* **Bounding box annotations**
########

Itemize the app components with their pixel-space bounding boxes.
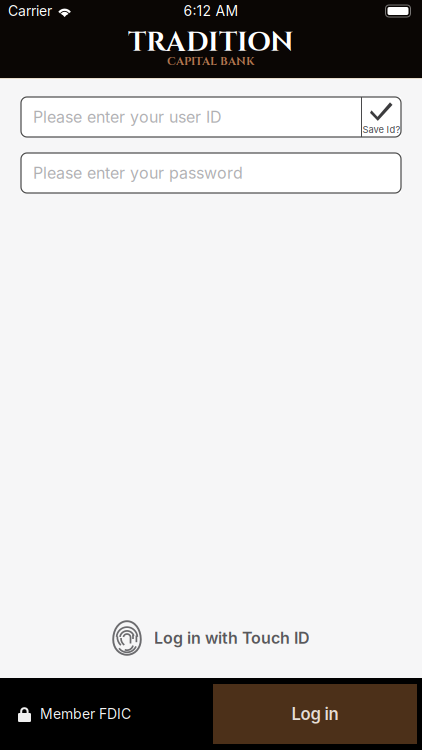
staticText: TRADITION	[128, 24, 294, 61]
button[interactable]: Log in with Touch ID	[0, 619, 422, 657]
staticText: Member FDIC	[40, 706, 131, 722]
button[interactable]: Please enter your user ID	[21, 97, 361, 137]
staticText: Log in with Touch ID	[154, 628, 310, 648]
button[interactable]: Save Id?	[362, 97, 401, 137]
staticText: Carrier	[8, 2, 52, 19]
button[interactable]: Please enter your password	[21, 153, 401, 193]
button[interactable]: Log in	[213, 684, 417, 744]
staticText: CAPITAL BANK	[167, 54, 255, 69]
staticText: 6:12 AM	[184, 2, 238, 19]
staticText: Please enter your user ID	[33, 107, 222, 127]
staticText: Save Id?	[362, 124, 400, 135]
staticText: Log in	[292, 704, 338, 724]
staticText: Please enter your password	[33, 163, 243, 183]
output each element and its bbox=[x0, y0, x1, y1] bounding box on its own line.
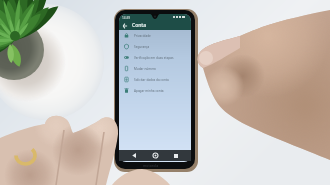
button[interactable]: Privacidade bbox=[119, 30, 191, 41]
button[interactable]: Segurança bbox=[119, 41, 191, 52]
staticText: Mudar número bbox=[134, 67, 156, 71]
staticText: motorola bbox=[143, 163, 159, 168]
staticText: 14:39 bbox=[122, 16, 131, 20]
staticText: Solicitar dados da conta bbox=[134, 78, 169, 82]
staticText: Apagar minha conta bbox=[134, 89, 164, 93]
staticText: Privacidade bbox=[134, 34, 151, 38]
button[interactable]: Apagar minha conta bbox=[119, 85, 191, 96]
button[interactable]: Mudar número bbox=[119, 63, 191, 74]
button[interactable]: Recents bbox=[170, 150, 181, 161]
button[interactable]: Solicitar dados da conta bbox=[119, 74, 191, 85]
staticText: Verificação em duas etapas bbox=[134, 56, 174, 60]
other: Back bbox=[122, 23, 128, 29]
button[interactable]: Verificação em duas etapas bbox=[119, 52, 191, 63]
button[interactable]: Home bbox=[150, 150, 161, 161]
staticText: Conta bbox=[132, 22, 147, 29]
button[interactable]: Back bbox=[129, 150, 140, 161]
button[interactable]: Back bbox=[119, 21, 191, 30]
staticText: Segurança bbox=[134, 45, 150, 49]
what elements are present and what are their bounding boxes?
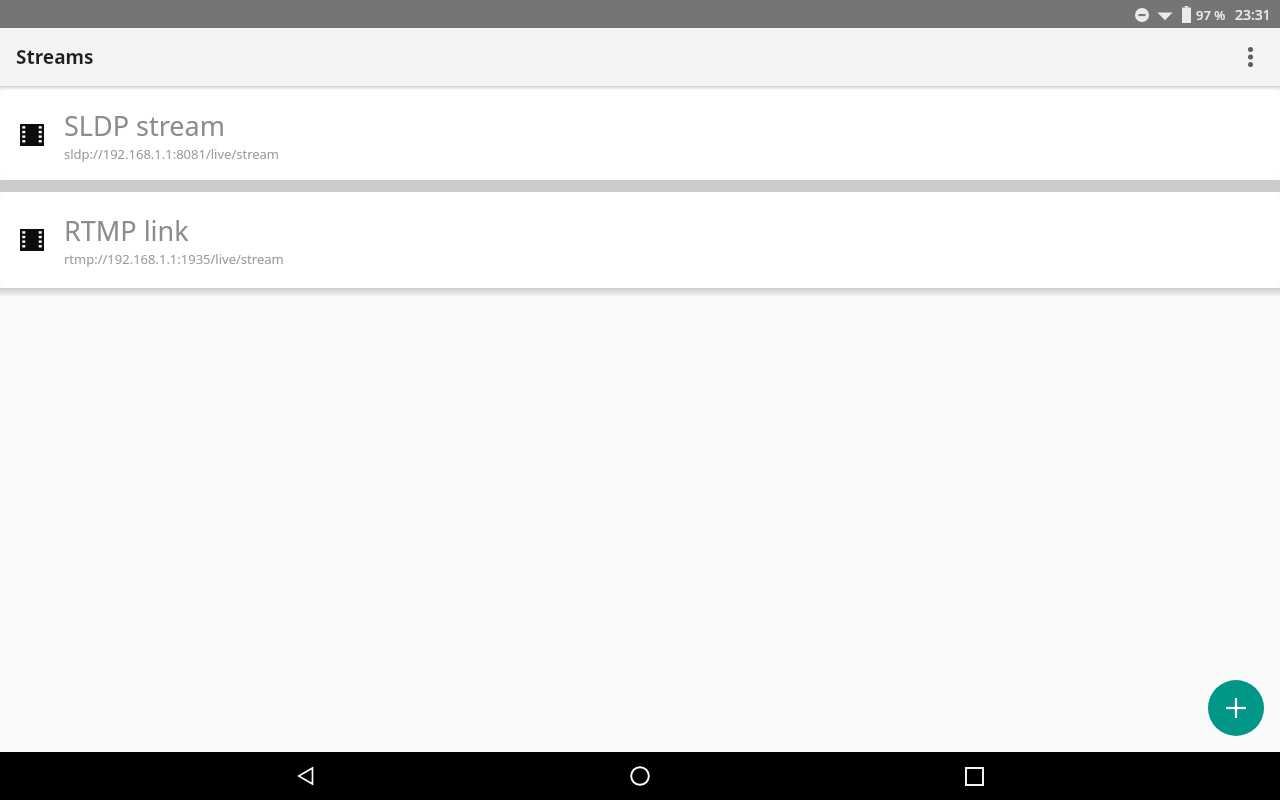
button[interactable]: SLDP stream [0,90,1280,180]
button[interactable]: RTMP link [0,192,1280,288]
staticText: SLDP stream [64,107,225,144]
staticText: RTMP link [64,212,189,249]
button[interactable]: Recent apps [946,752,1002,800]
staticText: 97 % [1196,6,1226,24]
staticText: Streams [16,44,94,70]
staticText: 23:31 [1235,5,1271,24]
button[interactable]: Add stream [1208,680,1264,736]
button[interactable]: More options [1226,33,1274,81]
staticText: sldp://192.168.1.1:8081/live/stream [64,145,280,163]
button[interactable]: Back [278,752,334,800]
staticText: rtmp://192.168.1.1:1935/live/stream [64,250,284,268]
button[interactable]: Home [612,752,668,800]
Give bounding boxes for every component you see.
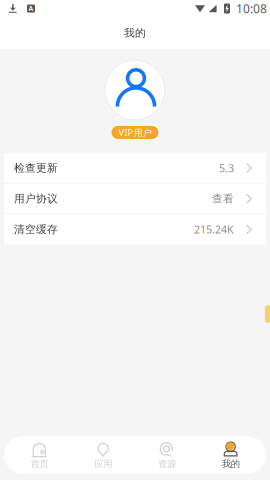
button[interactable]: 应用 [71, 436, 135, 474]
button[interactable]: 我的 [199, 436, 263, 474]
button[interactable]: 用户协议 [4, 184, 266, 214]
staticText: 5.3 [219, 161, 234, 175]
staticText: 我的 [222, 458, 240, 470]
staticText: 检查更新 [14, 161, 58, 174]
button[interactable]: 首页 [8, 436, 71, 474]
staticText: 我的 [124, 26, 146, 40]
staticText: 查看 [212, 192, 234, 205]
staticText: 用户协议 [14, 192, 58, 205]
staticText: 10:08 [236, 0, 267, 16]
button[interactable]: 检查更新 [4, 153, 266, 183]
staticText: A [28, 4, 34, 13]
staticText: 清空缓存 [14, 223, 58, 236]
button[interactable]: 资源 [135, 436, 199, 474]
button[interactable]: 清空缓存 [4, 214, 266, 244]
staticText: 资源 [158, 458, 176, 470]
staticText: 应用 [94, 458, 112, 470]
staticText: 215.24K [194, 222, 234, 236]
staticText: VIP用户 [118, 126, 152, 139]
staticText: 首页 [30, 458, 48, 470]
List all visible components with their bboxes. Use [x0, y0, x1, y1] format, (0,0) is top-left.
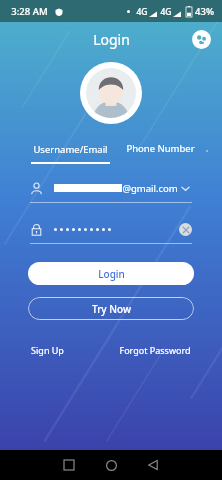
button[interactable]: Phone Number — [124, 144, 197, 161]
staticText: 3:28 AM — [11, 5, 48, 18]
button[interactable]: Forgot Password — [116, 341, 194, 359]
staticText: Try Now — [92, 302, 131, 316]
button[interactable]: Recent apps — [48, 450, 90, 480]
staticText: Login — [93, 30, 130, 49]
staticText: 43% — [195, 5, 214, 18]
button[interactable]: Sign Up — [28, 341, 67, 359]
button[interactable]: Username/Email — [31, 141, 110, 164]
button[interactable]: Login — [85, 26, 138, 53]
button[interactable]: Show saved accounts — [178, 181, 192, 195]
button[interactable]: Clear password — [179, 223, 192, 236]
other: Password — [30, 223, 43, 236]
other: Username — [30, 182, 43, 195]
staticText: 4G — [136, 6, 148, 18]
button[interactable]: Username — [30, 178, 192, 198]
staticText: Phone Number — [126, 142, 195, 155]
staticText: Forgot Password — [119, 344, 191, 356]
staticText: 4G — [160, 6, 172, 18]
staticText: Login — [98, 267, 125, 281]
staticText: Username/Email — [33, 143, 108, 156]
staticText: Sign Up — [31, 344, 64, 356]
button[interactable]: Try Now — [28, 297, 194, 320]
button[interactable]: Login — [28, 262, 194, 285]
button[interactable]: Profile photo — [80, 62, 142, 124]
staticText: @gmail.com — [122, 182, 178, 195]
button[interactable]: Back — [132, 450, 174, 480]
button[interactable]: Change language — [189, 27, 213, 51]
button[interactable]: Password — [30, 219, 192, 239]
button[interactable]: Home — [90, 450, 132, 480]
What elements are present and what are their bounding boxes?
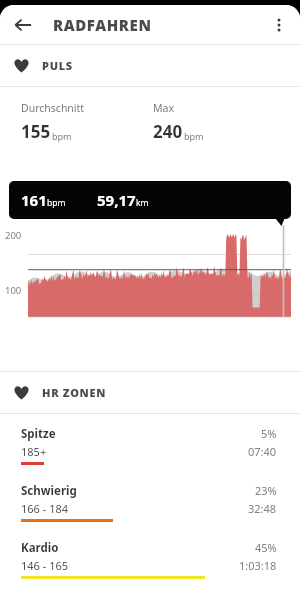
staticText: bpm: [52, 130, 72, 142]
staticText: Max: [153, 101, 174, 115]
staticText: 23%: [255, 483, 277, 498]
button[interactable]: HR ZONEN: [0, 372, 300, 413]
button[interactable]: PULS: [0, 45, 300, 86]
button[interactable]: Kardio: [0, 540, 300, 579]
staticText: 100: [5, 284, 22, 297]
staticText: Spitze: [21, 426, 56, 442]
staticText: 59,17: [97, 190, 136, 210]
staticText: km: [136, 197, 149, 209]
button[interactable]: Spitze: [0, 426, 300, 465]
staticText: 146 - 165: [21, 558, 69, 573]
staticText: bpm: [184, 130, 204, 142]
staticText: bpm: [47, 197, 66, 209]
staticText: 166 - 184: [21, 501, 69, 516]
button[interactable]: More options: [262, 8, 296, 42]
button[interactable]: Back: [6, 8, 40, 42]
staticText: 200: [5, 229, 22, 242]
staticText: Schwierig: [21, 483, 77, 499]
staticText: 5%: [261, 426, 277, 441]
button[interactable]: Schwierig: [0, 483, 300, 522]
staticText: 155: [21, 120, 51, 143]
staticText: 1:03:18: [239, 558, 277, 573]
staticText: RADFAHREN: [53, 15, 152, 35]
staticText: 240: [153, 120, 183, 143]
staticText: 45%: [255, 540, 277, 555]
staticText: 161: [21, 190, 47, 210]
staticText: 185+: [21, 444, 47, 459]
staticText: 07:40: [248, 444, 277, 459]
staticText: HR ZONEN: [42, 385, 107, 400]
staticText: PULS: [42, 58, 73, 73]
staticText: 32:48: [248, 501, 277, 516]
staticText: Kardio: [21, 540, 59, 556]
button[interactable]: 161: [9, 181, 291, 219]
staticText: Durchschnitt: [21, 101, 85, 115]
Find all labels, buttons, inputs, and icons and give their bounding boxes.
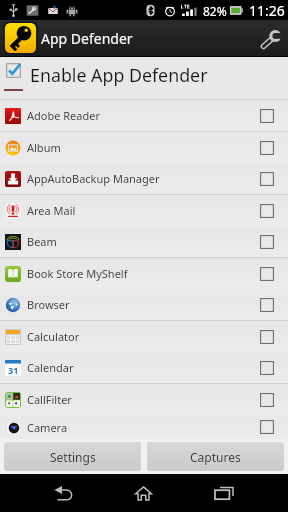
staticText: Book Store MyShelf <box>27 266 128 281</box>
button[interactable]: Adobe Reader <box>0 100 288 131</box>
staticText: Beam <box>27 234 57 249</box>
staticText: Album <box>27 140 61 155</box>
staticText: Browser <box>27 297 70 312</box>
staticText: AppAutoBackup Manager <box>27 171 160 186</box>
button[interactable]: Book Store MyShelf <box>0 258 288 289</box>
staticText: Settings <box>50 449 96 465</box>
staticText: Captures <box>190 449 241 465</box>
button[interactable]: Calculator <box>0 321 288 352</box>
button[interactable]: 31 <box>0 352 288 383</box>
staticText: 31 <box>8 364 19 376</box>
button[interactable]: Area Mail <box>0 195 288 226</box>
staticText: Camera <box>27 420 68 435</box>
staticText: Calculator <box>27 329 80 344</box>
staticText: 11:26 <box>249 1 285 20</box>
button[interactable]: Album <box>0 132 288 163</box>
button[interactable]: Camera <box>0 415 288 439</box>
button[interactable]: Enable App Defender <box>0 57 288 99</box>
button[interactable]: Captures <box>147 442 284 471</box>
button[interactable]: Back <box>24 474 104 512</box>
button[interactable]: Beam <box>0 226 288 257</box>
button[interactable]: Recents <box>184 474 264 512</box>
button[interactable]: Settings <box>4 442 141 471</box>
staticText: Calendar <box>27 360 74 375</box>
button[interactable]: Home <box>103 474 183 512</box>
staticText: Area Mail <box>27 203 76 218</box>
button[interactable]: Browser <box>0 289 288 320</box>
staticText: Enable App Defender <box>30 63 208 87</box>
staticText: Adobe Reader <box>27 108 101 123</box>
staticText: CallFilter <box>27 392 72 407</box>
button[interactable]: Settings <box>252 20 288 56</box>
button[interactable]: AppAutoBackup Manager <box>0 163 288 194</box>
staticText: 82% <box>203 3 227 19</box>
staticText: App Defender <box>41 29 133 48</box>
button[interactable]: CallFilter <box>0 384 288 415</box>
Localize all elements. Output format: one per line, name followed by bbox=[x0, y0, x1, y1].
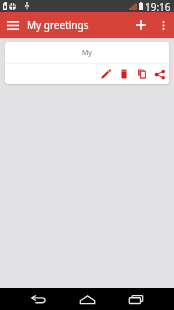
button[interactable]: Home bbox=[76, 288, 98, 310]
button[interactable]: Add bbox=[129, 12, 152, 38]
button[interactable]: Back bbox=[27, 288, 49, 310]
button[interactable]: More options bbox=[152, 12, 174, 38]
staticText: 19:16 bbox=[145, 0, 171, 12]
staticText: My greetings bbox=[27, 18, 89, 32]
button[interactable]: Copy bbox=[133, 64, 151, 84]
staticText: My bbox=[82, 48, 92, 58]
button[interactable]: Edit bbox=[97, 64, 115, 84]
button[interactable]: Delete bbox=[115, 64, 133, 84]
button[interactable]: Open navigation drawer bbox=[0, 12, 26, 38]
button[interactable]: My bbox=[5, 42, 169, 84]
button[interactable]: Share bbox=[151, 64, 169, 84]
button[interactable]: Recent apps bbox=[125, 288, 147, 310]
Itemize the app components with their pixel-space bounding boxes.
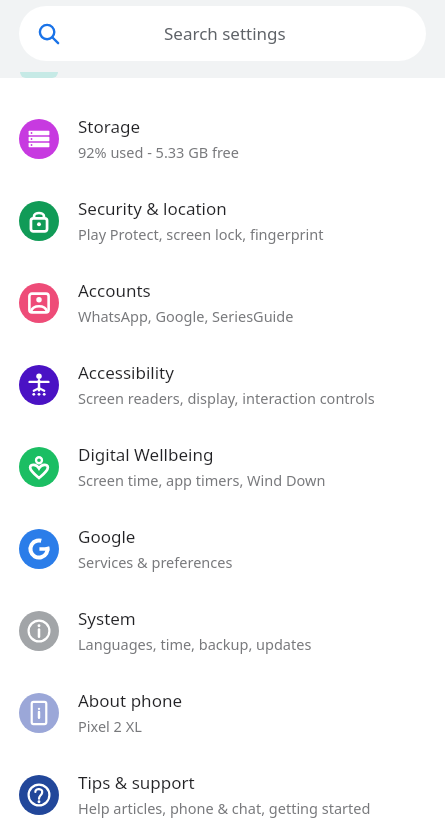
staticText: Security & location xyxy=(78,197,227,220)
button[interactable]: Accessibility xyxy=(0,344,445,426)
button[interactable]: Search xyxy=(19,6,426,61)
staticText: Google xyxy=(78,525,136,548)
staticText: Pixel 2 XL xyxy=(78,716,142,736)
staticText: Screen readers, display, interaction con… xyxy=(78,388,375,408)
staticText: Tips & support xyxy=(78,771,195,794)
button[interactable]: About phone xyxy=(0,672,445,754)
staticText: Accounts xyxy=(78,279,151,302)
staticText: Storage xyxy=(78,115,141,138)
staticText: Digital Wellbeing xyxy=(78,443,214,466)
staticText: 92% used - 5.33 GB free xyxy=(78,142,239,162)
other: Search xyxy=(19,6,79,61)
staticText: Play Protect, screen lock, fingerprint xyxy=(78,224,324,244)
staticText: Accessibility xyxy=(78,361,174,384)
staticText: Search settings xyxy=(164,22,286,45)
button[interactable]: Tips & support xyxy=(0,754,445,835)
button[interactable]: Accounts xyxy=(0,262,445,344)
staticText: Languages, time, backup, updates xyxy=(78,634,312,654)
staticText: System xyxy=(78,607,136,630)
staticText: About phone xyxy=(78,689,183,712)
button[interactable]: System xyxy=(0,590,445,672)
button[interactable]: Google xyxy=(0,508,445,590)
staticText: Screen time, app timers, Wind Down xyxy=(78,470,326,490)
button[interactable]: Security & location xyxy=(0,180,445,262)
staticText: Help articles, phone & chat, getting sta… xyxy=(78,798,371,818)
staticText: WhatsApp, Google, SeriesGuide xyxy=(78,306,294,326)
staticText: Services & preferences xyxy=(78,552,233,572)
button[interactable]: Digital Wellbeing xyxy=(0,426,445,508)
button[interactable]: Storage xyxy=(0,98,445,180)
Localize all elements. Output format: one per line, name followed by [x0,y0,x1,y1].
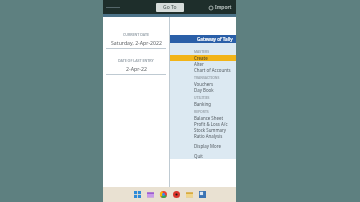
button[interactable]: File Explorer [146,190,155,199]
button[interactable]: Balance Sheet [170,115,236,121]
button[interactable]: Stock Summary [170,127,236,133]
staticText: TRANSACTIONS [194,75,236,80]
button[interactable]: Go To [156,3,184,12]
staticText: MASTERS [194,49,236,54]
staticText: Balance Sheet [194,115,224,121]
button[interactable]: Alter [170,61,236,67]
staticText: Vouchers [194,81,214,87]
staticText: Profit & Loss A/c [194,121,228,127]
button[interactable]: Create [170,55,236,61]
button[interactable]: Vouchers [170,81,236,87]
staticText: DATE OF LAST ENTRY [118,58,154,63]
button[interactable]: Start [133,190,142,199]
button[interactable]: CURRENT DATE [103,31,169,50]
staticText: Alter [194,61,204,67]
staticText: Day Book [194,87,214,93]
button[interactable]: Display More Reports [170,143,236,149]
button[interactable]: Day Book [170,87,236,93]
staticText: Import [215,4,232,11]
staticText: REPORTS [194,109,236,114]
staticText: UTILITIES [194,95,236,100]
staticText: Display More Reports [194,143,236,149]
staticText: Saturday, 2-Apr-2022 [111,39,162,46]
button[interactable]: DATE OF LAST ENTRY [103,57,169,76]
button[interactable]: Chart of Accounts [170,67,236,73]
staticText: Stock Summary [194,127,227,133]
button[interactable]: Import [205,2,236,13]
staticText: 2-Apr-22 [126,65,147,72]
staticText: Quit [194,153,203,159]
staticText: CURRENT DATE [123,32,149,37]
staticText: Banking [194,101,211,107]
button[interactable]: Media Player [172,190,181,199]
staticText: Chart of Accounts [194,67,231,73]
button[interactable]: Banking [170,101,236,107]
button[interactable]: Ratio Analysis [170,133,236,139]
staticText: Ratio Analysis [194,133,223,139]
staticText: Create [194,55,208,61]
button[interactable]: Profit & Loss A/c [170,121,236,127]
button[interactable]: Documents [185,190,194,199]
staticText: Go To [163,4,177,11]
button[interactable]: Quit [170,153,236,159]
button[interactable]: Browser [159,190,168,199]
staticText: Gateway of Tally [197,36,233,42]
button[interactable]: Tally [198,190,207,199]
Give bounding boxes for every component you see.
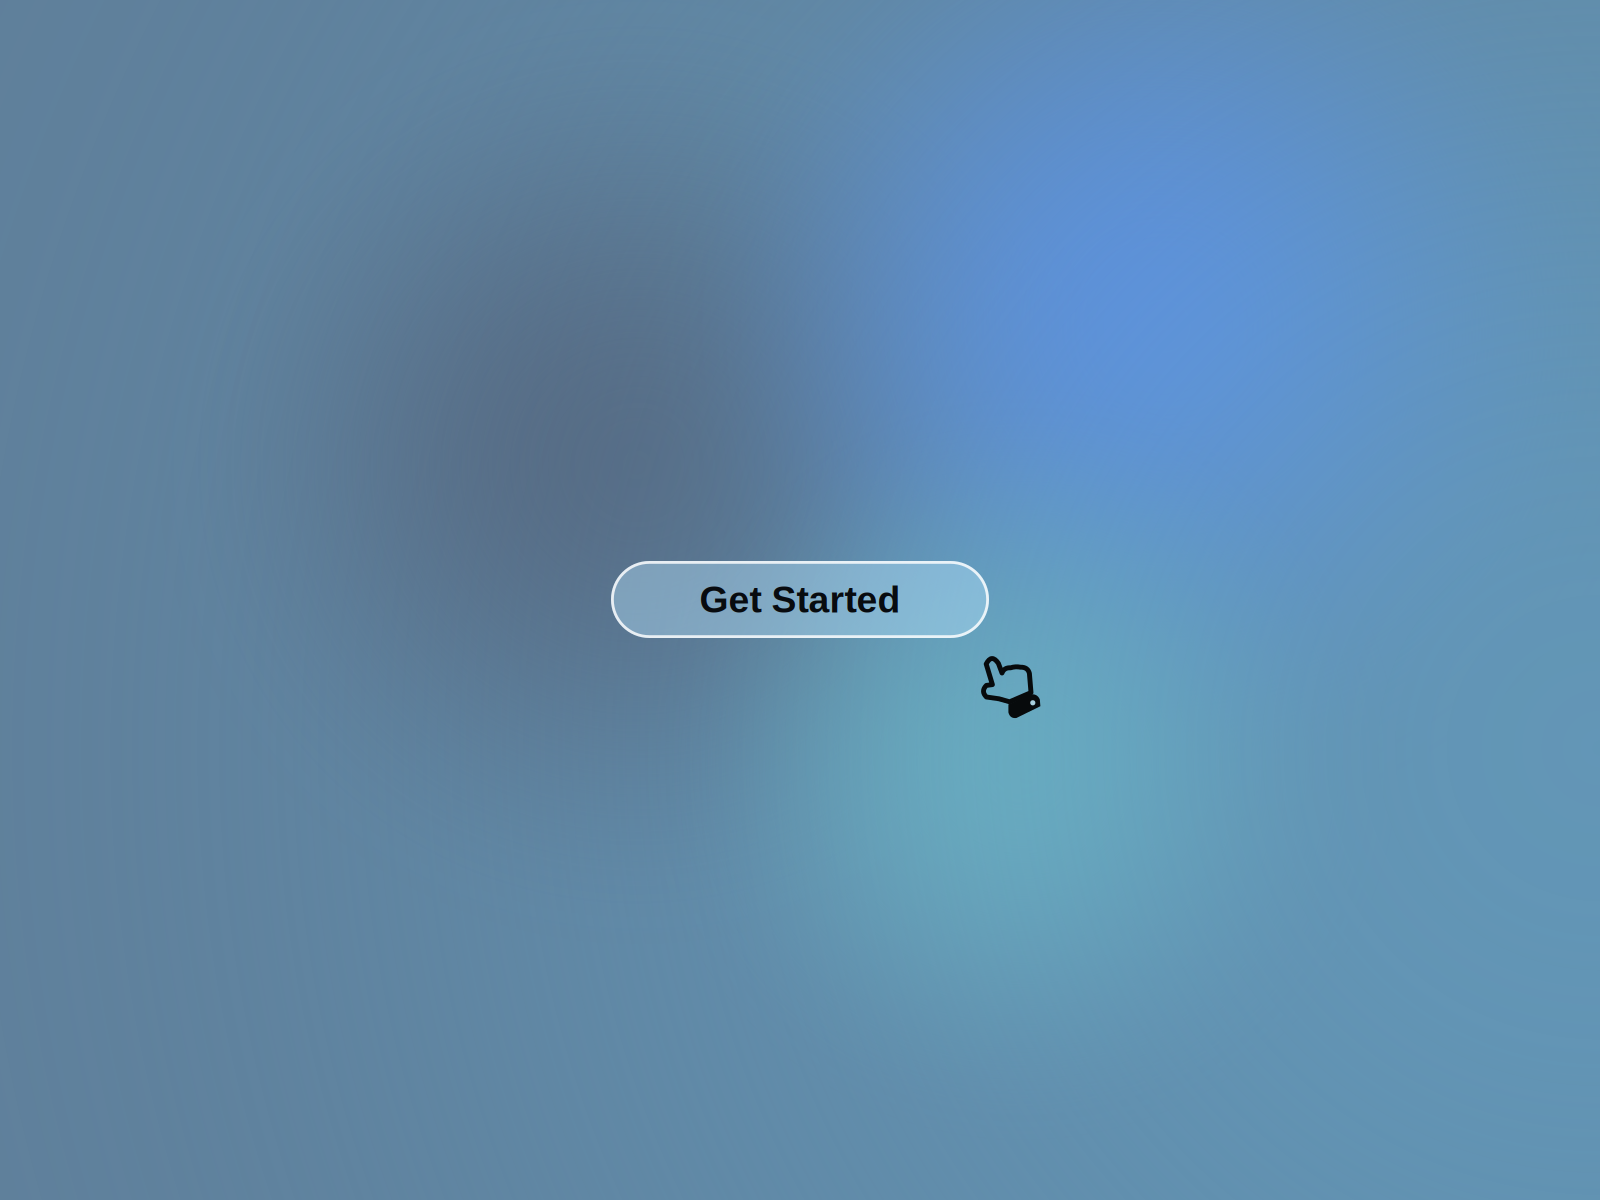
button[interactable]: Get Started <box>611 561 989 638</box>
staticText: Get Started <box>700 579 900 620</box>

########

Copy out everything from the line containing "staticText: Security &" down to the line containing "staticText: Screen readers, display, interaction", both of those included, without changing anything.

* **Answer in full**
staticText: Security & location xyxy=(78,197,227,220)
button[interactable]: Accessibility xyxy=(0,344,445,426)
button[interactable]: Search xyxy=(19,6,426,61)
staticText: Google xyxy=(78,525,136,548)
staticText: Pixel 2 XL xyxy=(78,716,142,736)
staticText: Screen readers, display, interaction con… xyxy=(78,388,375,408)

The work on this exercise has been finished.